___ TEXTO DE REFERÊNCIA ___
Quase um mês após a aprovação do projeto de lei que institui o Dia de Celebração da Amizade Brasil-Israel, o presidente Luiz Inácio Lula da Silva decidiu não sancionar nem vetar a proposta. Com isso, a responsabilidade de promulgar a lei recai sobre o presidente do Senado, Davi Alcolumbre, que deve realizar a promulgação em breve.

A decisão de Lula ocorre em um contexto delicado, marcado pela guerra em Gaza e críticas do governo brasileiro à ofensiva israelense, que o presidente classificou como “genocídio”. Ao não se posicionar diretamente, Lula evita um embate político em um momento já conturbado. A sanção tácita foi uma estratégia defendida por uma ala do PT, que buscava evitar que o presidente deixasse sua marca na criação da data comemorativa.
___ REGISTROS FORNECIDOS ___
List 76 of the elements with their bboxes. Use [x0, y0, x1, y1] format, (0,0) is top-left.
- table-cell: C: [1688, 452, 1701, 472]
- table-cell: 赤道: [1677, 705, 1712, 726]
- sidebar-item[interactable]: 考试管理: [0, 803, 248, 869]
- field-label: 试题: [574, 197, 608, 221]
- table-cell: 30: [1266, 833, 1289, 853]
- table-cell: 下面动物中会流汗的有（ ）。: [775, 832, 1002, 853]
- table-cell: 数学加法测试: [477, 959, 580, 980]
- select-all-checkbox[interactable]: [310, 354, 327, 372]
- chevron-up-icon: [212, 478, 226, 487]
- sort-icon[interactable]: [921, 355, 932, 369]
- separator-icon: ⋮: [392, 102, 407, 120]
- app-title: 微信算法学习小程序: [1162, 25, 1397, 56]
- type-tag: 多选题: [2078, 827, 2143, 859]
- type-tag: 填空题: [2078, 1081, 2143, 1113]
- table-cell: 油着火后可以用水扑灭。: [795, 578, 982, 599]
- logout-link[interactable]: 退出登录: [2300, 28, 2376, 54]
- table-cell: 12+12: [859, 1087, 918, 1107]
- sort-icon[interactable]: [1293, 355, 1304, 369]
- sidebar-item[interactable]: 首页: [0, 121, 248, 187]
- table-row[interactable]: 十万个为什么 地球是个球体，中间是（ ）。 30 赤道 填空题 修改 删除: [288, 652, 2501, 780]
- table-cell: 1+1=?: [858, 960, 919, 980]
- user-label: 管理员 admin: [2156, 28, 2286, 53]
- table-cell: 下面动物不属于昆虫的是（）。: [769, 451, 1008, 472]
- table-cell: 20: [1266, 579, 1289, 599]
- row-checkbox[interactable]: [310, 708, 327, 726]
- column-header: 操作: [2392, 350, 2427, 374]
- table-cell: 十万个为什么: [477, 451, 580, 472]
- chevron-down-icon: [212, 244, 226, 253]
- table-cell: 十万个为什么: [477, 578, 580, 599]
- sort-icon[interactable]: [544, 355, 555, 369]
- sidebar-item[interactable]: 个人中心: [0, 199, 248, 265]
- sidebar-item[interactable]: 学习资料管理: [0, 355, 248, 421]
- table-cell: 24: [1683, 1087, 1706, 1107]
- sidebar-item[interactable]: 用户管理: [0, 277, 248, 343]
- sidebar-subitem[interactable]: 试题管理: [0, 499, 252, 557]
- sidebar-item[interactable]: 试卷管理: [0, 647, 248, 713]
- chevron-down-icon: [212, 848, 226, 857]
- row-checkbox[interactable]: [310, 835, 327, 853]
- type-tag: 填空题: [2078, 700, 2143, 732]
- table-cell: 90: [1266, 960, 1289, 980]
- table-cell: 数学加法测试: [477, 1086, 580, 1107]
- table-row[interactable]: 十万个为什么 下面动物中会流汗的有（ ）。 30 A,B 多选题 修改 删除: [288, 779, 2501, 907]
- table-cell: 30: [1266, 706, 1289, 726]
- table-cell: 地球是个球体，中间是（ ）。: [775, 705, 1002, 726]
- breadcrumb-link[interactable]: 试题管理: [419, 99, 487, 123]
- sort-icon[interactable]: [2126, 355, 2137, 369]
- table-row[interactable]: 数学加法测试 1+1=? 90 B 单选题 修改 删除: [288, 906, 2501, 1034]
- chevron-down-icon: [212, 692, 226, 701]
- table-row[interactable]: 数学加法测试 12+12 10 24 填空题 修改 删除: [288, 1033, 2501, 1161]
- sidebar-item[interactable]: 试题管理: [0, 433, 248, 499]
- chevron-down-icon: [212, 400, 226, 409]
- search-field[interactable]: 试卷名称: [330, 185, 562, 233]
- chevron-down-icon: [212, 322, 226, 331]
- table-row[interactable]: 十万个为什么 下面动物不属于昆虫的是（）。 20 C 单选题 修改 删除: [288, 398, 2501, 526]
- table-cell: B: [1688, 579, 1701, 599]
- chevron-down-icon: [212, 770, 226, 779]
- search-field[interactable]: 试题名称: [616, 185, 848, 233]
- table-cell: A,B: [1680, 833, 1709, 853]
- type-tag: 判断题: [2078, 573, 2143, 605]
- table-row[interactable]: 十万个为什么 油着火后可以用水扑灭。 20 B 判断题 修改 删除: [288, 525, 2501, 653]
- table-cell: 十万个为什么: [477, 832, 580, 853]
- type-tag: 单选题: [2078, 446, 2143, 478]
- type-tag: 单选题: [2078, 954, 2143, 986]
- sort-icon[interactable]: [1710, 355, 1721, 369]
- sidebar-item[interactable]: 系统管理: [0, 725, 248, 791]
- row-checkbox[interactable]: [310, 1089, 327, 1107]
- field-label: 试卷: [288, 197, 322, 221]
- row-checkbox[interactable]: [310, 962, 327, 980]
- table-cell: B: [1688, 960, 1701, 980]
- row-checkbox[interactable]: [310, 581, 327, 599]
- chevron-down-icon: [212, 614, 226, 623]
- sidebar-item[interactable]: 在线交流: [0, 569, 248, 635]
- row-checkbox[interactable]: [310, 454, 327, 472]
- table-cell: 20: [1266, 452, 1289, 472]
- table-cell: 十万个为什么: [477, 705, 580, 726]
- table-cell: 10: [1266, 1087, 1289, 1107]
___
## TAREFAS PROPOSTAS:
(A) Repita, sem qualquer alteração, o trecho do texto sobre o Dia de Celebração da Amizade Brasil-Israel que vai de "Quase um mês" a "promulgação em breve.".
(B) Com base no texto sobre o Dia de Celebração da Amizade Brasil-Israel, responda:
(i) Quem deverá promulgar a lei?
(ii) Como o presidente classificou a ofensiva israelense?
(iii) Quem defendeu a estratégia da sanção tácita?
(C) Dê prosseguimento ao texto sobre o Dia de Celebração da Amizade Brasil-Israel a partir do ponto em que ele termina.
Os registros não são necessários para a realização das tarefas.

## RESPOSTAS ÀS TAREFAS:
(A)
Quase um mês após a aprovação do projeto de lei que institui o Dia de Celebração da Amizade Brasil-Israel, o presidente Luiz Inácio Lula da Silva decidiu não sancionar nem vetar a proposta. Com isso, a responsabilidade de promulgar a lei recai sobre o presidente do Senado, Davi Alcolumbre, que deve realizar a promulgação em breve.

(B)
(i) O presidente do Senado, Davi Alcolumbre.
(ii) Como "genocídio".
(iii) Uma ala do PT.

(C)
A proposta foi aprovada em votação simbólica no dia 20 de maio, com o apoio de senadores do próprio partido de Lula. A ausência de uma manifestação clara do Palácio do Planalto sobre a decisão do presidente gerou especulações e questionamentos, mas a sanção automática da lei se tornou inevitável após o término do prazo para veto, que expirou em 18 de outubro.

Contexto Diplomático

A promulgação da lei acontece em um cenário de tensões nas relações entre Brasil e Israel. O governo brasileiro tem se posicionado de forma crítica em relação aos ataques israelenses, reafirmando sua posição em relação aos conflitos no Oriente Médio. A celebração da amizade entre os dois países, portanto, pode ser vista como um esforço para equilibrar as relações, mesmo diante de um contexto internacional complexo.